Job: The records that follow are to be repeated without alteration.

## start Records shown

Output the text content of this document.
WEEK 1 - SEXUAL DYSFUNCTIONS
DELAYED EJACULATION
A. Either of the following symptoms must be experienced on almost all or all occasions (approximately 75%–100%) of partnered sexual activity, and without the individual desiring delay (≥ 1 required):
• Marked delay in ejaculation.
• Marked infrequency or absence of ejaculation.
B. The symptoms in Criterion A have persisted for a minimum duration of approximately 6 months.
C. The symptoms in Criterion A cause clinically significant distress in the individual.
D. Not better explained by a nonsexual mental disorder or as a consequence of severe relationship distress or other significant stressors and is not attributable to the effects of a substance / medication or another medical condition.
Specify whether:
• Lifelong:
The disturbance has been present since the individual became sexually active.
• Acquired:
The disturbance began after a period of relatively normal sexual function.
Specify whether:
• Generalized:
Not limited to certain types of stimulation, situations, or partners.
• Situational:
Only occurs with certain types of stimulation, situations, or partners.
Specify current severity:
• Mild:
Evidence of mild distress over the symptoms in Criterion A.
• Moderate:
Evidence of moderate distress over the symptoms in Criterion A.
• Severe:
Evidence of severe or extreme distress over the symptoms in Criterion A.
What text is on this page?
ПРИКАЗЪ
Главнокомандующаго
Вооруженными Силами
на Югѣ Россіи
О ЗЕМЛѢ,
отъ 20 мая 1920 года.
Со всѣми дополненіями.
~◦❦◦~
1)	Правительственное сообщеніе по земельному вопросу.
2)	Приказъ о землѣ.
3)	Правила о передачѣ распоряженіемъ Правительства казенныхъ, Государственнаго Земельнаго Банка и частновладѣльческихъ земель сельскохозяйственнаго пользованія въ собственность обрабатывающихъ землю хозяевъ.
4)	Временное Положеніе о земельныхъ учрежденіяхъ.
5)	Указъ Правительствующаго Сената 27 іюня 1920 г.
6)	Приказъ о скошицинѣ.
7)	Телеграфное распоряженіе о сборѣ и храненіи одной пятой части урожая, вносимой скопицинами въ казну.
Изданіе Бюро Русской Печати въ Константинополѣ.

## end Records shown

Answer below:
Output the text content of this document.
WEEK 1 - SEXUAL DYSFUNCTIONS
DELAYED EJACULATION
A. Either of the following symptoms must be experienced on almost all or all occasions (approximately 75%–100%) of partnered sexual activity, and without the individual desiring delay (≥ 1 required):
• Marked delay in ejaculation.
• Marked infrequency or absence of ejaculation.
B. The symptoms in Criterion A have persisted for a minimum duration of approximately 6 months.
C. The symptoms in Criterion A cause clinically significant distress in the individual.
D. Not better explained by a nonsexual mental disorder or as a consequence of severe relationship distress or other significant stressors and is not attributable to the effects of a substance / medication or another medical condition.
Specify whether:
• Lifelong:
The disturbance has been present since the individual became sexually active.
• Acquired:
The disturbance began after a period of relatively normal sexual function.
Specify whether:
• Generalized:
Not limited to certain types of stimulation, situations, or partners.
• Situational:
Only occurs with certain types of stimulation, situations, or partners.
Specify current severity:
• Mild:
Evidence of mild distress over the symptoms in Criterion A.
• Moderate:
Evidence of moderate distress over the symptoms in Criterion A.
• Severe:
Evidence of severe or extreme distress over the symptoms in Criterion A.
What text is on this page?
ПРИКАЗЪ
Главнокомандующаго
Вооруженными Силами
на Югѣ Россіи
О ЗЕМЛѢ,
отъ 20 мая 1920 года.
Со всѣми дополненіями.
~◦❦◦~
1)	Правительственное сообщеніе по земельному вопросу.
2)	Приказъ о землѣ.
3)	Правила о передачѣ распоряженіемъ Правительства казенныхъ, Государственнаго Земельнаго Банка и частновладѣльческихъ земель сельскохозяйственнаго пользованія въ собственность обрабатывающихъ землю хозяевъ.
4)	Временное Положеніе о земельныхъ учрежденіяхъ.
5)	Указъ Правительствующаго Сената 27 іюня 1920 г.
6)	Приказъ о скошицинѣ.
7)	Телеграфное распоряженіе о сборѣ и храненіи одной пятой части урожая, вносимой скопицинами въ казну.
Изданіе Бюро Русской Печати въ Константинополѣ.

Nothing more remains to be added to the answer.